_TASK DESCRIPTION_
Return each line of the records holding the string "TradingView".

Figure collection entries
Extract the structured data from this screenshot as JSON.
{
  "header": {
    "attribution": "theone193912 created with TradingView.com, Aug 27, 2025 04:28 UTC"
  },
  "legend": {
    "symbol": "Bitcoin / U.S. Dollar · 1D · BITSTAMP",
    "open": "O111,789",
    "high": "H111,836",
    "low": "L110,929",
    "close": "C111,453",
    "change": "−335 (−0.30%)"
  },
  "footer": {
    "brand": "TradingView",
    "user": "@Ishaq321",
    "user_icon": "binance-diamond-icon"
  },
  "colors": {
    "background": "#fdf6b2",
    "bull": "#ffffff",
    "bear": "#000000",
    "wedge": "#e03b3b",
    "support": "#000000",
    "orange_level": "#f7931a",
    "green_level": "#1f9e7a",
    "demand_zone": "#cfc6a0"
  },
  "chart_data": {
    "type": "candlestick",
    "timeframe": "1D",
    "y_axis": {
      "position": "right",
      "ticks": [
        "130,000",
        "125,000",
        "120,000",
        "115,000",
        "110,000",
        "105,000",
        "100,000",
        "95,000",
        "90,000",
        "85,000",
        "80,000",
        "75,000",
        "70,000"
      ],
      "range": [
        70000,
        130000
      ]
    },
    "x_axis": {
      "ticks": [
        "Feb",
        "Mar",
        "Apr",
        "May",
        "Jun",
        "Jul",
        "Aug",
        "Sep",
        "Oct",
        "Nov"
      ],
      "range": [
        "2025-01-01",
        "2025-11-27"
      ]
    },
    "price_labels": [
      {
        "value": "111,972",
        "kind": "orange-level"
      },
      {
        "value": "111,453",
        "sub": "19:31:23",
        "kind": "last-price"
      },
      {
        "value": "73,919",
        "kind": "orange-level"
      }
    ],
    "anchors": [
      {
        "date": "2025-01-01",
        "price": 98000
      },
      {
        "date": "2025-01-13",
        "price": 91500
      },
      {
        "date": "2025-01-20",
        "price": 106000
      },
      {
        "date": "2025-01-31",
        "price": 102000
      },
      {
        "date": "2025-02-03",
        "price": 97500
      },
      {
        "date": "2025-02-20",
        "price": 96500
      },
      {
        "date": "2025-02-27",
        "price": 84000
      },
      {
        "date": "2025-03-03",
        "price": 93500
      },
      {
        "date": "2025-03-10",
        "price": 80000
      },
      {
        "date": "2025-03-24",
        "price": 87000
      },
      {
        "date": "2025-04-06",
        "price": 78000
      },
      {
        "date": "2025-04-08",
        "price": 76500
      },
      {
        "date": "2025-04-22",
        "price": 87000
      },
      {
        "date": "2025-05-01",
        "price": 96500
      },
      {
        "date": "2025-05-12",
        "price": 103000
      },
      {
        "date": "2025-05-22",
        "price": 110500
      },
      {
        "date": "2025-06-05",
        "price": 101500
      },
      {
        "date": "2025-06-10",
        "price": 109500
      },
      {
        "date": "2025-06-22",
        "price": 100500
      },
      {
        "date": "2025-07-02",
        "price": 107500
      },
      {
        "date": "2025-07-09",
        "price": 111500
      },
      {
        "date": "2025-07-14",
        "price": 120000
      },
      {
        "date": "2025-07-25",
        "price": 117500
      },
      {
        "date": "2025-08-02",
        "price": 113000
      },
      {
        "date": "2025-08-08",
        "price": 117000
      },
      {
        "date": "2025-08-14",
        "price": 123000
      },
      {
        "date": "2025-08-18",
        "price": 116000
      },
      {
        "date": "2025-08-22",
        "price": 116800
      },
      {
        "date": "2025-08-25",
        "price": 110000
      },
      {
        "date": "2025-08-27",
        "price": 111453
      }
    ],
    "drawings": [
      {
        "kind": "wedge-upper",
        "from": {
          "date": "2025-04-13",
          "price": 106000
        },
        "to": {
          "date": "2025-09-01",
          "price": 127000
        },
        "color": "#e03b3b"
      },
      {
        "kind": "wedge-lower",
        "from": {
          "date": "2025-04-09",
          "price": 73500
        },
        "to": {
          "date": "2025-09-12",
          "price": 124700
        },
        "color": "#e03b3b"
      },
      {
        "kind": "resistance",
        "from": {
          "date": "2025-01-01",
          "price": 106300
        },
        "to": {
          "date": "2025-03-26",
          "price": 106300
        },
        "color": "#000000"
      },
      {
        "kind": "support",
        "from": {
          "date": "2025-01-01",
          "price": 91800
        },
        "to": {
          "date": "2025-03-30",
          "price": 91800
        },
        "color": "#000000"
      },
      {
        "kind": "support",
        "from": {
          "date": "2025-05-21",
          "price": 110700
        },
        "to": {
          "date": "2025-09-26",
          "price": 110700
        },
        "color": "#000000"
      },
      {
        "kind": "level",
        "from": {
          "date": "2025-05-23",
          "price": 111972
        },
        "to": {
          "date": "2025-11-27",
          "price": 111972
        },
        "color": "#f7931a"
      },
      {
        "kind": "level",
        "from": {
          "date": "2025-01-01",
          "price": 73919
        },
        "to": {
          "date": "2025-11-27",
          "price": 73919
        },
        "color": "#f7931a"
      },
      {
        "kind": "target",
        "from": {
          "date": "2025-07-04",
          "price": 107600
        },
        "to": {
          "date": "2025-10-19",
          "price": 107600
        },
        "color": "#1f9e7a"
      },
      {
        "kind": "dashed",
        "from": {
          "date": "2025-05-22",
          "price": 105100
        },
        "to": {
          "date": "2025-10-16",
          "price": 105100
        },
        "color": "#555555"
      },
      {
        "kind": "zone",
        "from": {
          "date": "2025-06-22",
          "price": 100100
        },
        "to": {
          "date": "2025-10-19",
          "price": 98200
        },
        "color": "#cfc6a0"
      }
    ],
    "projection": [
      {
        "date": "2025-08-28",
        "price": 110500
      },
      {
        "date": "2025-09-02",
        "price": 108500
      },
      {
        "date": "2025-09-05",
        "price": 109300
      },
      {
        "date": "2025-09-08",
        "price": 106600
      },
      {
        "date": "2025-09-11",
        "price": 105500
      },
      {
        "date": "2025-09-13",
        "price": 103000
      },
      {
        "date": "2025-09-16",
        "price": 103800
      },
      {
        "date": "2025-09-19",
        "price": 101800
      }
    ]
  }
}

...

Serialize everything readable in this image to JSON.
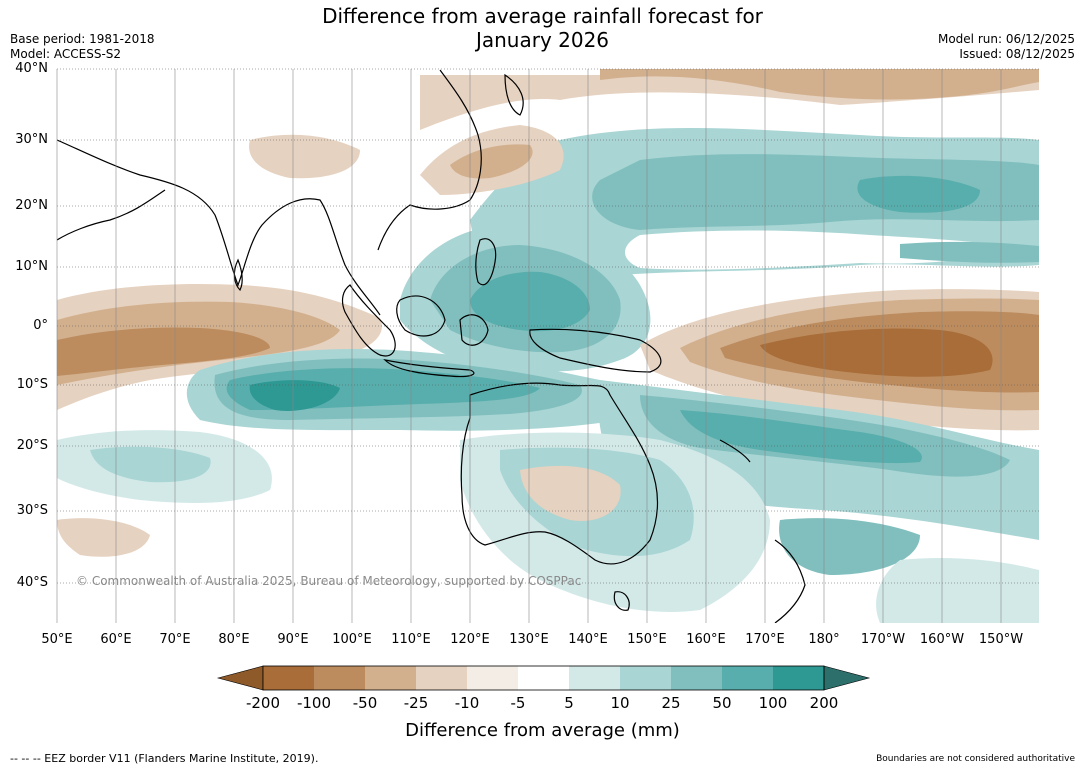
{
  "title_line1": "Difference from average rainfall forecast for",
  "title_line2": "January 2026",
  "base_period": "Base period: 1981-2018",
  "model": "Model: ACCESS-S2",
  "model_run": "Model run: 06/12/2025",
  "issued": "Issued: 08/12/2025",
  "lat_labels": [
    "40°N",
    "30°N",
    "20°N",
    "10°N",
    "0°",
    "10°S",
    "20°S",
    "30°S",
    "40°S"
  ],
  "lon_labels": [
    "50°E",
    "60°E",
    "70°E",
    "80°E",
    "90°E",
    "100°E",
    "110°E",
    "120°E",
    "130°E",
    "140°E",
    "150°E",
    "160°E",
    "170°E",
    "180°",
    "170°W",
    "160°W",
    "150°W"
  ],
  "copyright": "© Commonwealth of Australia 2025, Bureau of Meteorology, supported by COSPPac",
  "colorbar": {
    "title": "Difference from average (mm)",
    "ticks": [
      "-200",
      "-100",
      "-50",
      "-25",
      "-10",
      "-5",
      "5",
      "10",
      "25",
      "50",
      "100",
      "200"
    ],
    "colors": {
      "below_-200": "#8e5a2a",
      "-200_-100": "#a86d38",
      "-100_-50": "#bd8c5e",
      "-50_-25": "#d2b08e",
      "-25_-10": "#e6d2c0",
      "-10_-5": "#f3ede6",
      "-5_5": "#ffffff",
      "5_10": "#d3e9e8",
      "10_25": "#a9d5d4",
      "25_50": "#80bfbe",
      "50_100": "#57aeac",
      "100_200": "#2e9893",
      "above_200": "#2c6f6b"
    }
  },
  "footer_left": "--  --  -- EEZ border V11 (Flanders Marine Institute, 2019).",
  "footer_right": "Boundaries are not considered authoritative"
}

_RESULT FOR THIS EXERCISE_
    "attribution": "theone193912 created with TradingView.com, Aug 27, 2025 04:28 UTC"
    "brand": "TradingView",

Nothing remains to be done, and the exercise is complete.